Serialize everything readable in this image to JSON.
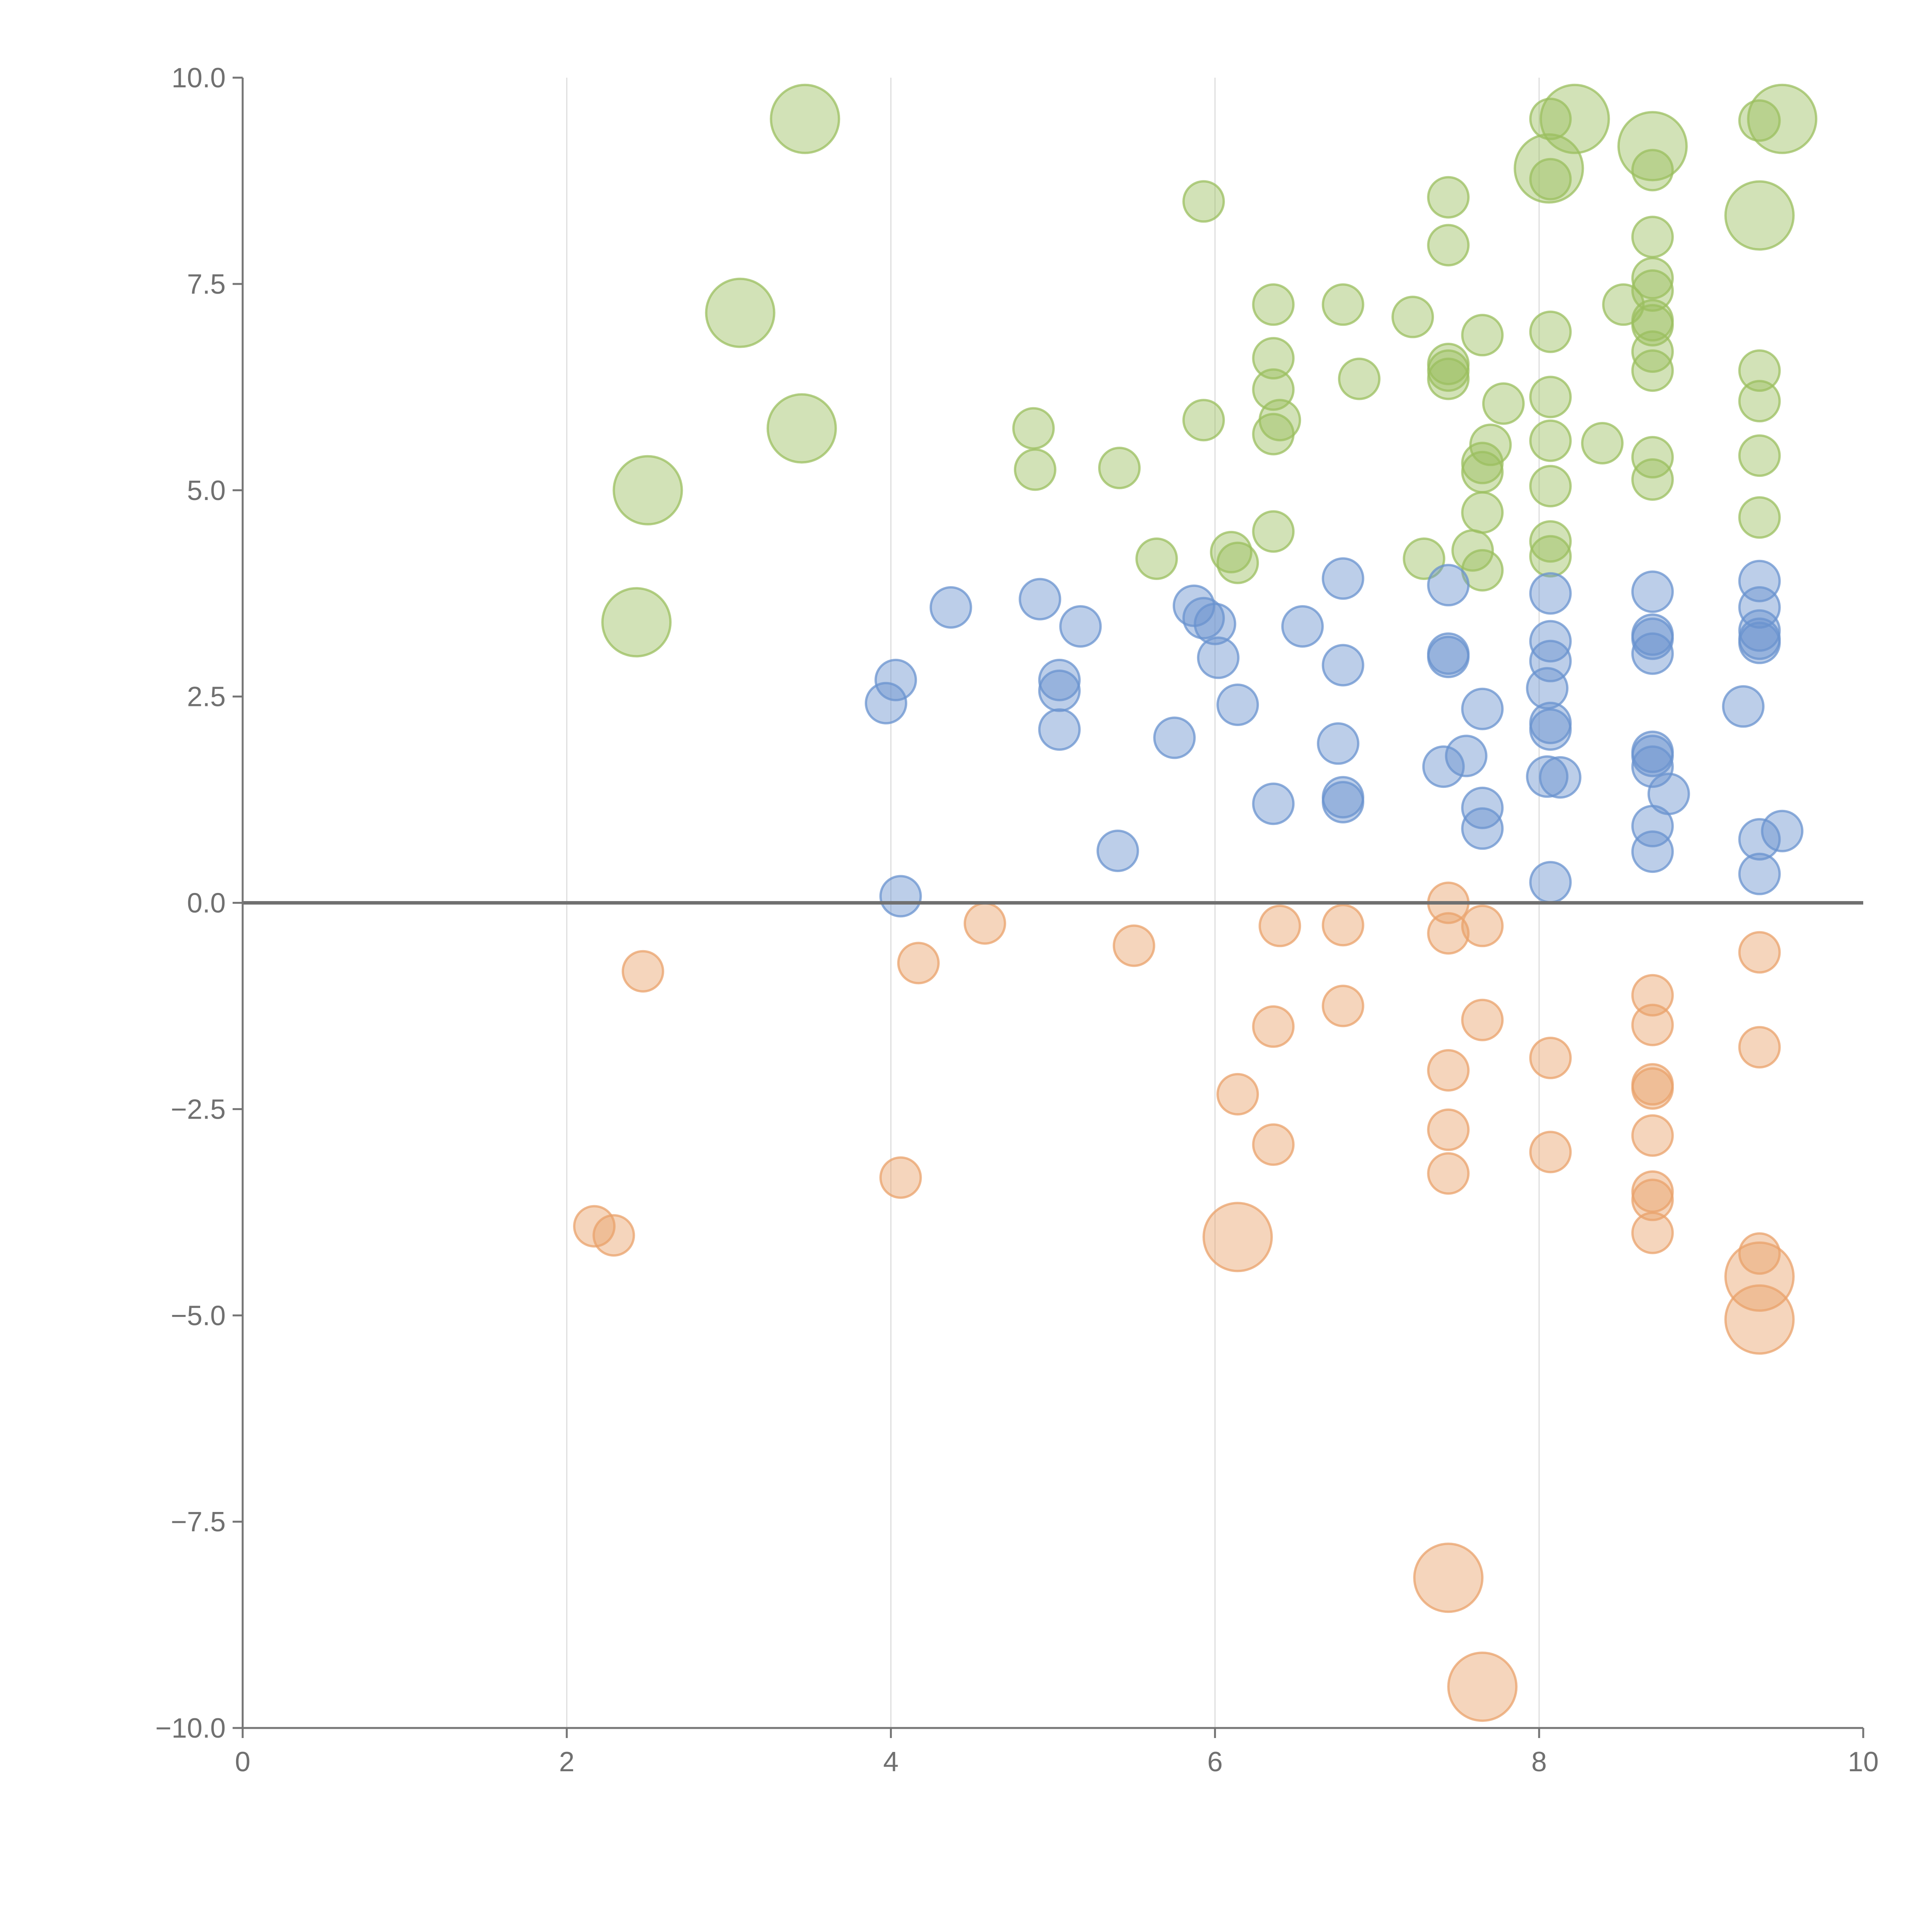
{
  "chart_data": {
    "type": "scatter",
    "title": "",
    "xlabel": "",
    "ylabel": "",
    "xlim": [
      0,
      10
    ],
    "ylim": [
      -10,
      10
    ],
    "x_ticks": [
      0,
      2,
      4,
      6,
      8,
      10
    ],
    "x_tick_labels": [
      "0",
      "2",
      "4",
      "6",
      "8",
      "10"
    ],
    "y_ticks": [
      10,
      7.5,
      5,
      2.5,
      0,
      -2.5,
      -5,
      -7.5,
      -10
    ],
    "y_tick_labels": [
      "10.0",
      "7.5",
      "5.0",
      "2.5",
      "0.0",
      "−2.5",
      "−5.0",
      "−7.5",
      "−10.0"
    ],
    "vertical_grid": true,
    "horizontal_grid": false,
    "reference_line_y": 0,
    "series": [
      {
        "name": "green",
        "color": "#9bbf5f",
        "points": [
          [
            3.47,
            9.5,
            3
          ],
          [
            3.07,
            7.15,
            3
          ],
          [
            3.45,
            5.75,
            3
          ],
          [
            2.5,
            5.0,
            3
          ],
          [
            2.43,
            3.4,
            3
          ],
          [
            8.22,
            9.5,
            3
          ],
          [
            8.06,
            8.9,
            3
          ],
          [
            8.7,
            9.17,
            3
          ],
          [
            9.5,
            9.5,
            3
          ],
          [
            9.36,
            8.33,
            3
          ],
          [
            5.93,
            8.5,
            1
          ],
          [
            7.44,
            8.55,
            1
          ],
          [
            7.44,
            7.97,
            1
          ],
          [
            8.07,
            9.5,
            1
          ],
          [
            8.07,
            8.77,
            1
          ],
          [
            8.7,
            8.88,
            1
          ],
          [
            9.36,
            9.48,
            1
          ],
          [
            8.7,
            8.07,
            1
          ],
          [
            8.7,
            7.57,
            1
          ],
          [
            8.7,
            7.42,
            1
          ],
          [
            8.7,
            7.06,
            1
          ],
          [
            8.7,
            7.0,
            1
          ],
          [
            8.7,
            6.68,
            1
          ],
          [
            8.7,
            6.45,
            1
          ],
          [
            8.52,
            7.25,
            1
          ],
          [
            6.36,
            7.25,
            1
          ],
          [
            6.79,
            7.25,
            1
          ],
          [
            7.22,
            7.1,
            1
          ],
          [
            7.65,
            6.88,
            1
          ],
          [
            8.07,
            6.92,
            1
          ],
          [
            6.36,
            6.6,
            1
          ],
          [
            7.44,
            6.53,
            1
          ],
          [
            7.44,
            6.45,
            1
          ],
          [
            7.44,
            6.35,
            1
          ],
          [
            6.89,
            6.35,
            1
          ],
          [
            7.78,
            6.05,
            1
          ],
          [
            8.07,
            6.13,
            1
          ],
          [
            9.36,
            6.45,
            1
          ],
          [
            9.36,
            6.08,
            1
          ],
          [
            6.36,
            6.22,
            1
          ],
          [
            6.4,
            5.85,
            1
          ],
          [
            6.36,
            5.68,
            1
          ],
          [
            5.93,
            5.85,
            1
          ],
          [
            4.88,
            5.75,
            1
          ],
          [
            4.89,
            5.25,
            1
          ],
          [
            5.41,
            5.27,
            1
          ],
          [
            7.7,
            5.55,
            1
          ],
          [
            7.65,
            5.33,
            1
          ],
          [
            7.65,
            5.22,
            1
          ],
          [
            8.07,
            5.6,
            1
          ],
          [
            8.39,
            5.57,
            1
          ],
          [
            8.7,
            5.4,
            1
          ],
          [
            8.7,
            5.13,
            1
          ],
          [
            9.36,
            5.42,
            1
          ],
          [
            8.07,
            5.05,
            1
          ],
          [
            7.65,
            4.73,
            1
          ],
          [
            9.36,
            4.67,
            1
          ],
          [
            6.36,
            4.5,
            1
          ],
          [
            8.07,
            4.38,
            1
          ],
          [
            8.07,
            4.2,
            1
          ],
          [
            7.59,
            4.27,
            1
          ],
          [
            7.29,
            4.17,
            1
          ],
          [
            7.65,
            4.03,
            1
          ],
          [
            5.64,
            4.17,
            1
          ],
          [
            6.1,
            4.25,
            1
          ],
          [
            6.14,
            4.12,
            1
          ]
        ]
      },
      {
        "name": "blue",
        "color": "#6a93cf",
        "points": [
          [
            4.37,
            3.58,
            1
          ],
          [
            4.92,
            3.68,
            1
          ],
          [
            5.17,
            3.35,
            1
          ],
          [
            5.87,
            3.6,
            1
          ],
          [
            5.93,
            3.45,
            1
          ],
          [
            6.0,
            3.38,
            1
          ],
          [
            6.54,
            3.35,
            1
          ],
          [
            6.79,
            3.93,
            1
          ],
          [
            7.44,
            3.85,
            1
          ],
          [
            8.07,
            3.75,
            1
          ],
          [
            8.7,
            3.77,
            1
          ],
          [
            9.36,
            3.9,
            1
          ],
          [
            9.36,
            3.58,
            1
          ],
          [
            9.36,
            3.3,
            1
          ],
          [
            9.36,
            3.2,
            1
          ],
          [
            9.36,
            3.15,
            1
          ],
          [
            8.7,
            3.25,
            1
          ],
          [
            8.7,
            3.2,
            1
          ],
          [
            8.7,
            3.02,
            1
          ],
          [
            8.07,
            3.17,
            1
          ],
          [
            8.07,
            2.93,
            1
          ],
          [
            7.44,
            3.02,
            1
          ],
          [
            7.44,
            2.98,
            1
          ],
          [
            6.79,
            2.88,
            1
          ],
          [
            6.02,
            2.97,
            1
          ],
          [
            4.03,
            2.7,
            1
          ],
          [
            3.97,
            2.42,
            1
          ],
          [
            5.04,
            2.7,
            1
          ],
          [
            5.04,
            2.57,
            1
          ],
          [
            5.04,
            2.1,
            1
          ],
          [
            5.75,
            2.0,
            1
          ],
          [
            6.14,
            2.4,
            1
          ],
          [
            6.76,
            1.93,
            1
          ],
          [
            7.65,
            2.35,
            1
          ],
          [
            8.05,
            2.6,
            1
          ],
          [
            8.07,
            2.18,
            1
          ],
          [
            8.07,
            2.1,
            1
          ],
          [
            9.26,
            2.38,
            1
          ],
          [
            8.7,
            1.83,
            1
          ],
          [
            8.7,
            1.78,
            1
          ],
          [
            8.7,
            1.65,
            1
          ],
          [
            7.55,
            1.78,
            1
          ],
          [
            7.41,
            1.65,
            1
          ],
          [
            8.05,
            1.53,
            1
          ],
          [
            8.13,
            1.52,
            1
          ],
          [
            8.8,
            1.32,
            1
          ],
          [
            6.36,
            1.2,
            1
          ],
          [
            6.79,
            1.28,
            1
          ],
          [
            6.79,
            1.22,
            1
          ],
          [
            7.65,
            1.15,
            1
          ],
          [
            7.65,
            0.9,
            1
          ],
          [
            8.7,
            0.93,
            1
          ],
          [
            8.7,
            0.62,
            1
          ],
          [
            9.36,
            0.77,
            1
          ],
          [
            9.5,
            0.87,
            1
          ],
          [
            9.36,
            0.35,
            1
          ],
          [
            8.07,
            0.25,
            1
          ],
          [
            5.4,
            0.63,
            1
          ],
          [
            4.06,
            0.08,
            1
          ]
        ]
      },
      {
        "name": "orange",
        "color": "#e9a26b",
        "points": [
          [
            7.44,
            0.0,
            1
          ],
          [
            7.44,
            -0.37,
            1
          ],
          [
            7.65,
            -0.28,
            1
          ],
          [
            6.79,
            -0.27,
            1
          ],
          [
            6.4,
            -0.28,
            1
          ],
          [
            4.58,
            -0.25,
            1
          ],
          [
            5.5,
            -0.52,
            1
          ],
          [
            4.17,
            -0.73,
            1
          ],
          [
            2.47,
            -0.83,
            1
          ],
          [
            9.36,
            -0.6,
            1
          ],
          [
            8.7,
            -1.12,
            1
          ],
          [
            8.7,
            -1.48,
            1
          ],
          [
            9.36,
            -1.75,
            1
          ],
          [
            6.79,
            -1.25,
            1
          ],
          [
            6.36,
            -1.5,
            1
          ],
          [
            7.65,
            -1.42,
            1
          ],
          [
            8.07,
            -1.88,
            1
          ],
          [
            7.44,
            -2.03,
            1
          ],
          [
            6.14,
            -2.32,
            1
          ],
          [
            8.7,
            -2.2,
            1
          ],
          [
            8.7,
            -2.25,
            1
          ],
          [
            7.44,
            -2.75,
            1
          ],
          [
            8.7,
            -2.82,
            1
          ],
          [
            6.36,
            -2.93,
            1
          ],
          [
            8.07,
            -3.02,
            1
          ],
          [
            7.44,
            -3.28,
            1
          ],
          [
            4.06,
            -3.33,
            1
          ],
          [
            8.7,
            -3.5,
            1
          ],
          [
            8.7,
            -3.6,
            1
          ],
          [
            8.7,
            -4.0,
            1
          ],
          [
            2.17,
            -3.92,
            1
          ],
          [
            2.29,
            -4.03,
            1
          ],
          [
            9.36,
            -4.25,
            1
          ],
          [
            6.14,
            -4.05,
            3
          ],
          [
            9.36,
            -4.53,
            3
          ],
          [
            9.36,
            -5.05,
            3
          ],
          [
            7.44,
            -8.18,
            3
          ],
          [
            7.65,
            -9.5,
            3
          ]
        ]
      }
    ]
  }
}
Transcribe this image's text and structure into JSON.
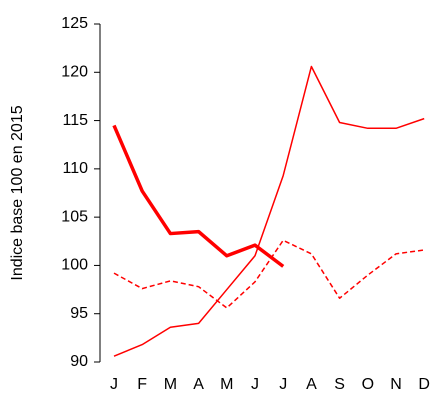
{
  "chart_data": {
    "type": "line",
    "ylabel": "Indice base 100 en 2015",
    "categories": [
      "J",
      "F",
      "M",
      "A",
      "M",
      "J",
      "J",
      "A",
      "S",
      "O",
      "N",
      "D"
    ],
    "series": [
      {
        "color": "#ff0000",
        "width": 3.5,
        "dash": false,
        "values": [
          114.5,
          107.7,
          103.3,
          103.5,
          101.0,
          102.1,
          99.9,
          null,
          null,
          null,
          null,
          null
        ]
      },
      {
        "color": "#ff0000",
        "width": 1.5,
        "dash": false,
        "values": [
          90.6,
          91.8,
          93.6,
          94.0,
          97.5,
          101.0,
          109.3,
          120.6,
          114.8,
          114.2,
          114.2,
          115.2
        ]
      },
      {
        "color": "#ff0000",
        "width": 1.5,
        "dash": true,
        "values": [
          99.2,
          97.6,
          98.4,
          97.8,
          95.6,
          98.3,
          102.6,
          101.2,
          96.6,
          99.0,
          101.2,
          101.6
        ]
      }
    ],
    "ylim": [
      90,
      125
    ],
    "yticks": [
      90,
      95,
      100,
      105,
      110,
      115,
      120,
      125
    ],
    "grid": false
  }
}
● ● ●
Goal of the exercise
Some lines of the records may hold the word "this". How many do? Answer with a number and nothing else.

Problem solution
2